• Short problem:
Below are records. Copy every line with "grid" in it.

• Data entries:
******
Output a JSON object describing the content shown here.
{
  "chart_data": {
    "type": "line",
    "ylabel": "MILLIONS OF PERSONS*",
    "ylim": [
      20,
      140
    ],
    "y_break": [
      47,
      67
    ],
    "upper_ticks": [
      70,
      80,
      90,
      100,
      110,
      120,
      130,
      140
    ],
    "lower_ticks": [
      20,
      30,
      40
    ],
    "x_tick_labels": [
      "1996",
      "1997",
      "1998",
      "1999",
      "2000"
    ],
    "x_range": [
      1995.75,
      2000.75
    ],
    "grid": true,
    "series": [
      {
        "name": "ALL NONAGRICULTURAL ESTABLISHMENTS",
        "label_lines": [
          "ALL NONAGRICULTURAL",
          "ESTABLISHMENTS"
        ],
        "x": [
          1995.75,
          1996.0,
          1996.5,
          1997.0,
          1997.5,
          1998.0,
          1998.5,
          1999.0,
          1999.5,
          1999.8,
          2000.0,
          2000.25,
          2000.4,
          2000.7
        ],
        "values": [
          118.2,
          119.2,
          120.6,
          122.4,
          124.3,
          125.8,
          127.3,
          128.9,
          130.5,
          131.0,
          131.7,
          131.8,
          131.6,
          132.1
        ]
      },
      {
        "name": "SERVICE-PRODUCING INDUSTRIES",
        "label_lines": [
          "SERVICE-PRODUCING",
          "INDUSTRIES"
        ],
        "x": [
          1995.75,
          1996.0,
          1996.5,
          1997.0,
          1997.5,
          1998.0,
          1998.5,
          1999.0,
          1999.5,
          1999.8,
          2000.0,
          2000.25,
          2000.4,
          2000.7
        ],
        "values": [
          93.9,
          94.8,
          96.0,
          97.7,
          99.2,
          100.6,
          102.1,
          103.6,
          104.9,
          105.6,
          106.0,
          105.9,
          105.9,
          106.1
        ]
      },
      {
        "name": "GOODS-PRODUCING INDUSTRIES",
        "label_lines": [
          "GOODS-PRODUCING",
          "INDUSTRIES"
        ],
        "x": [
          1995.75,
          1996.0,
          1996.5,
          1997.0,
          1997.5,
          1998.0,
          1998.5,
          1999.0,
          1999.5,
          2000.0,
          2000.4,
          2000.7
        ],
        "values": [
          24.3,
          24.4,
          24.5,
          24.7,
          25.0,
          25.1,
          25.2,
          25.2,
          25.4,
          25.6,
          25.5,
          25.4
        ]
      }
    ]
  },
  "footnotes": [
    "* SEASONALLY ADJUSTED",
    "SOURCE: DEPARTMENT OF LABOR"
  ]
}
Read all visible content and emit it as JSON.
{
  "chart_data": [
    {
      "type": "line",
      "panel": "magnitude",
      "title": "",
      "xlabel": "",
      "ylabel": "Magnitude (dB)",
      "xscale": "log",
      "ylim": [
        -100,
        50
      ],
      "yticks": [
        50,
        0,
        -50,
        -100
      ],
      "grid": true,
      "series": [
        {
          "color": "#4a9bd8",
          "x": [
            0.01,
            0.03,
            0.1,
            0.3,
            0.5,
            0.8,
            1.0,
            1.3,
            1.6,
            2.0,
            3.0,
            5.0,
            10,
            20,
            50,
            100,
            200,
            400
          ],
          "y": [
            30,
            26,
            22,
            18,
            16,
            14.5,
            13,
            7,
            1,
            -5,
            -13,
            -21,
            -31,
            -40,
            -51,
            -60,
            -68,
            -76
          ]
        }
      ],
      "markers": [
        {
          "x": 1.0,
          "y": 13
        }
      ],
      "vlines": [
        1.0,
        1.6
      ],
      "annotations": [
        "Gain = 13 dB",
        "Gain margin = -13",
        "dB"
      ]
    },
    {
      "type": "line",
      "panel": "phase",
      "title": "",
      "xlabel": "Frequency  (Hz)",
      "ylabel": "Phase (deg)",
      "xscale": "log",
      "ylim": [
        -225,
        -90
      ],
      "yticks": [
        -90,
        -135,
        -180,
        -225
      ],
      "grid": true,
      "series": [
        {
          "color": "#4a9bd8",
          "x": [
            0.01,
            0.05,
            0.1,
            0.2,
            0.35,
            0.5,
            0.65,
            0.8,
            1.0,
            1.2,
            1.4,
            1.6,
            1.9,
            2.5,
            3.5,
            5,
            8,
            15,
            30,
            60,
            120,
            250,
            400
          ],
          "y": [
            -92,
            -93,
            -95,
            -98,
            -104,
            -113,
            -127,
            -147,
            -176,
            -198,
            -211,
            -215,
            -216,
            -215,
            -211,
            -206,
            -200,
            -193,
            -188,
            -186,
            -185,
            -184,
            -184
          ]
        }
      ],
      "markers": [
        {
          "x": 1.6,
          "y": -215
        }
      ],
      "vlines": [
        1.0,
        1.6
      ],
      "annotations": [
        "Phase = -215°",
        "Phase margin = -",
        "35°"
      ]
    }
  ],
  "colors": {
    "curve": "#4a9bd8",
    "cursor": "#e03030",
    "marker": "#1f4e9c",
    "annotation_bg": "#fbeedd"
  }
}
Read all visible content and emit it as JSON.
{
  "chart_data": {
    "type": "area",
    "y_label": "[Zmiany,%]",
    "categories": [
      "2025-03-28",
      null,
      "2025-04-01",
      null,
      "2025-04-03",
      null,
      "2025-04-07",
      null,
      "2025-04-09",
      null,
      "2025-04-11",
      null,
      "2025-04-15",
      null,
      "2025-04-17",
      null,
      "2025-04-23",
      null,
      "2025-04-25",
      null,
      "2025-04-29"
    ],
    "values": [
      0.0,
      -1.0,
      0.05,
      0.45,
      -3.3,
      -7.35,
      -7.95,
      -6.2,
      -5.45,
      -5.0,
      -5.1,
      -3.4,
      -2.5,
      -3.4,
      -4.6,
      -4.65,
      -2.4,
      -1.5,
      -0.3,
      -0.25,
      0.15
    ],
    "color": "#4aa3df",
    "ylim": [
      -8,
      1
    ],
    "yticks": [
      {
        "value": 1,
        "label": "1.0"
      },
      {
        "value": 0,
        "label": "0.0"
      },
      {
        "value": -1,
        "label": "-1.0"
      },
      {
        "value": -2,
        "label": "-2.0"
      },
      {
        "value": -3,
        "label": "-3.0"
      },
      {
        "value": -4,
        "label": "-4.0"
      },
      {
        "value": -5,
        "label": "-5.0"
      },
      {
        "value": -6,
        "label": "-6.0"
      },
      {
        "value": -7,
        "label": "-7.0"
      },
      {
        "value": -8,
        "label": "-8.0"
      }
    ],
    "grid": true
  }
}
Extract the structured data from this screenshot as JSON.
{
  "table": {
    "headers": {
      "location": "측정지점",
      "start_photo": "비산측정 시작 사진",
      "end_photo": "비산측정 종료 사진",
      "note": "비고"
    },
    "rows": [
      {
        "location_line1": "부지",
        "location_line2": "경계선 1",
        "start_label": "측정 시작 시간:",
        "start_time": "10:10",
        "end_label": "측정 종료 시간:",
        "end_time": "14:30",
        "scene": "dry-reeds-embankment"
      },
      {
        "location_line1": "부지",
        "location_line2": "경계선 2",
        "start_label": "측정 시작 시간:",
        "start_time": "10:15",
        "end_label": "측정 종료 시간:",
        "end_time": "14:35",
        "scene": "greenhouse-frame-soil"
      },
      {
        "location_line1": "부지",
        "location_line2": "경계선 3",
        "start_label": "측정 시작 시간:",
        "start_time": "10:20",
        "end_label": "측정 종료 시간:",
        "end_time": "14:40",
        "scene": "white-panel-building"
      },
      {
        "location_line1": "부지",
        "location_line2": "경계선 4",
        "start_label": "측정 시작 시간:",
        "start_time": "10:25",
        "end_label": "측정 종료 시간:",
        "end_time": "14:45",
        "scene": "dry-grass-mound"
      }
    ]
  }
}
******
• Reply to the exercise:
    "grid": true,
      "grid": true,
      "grid": true,
    "grid": true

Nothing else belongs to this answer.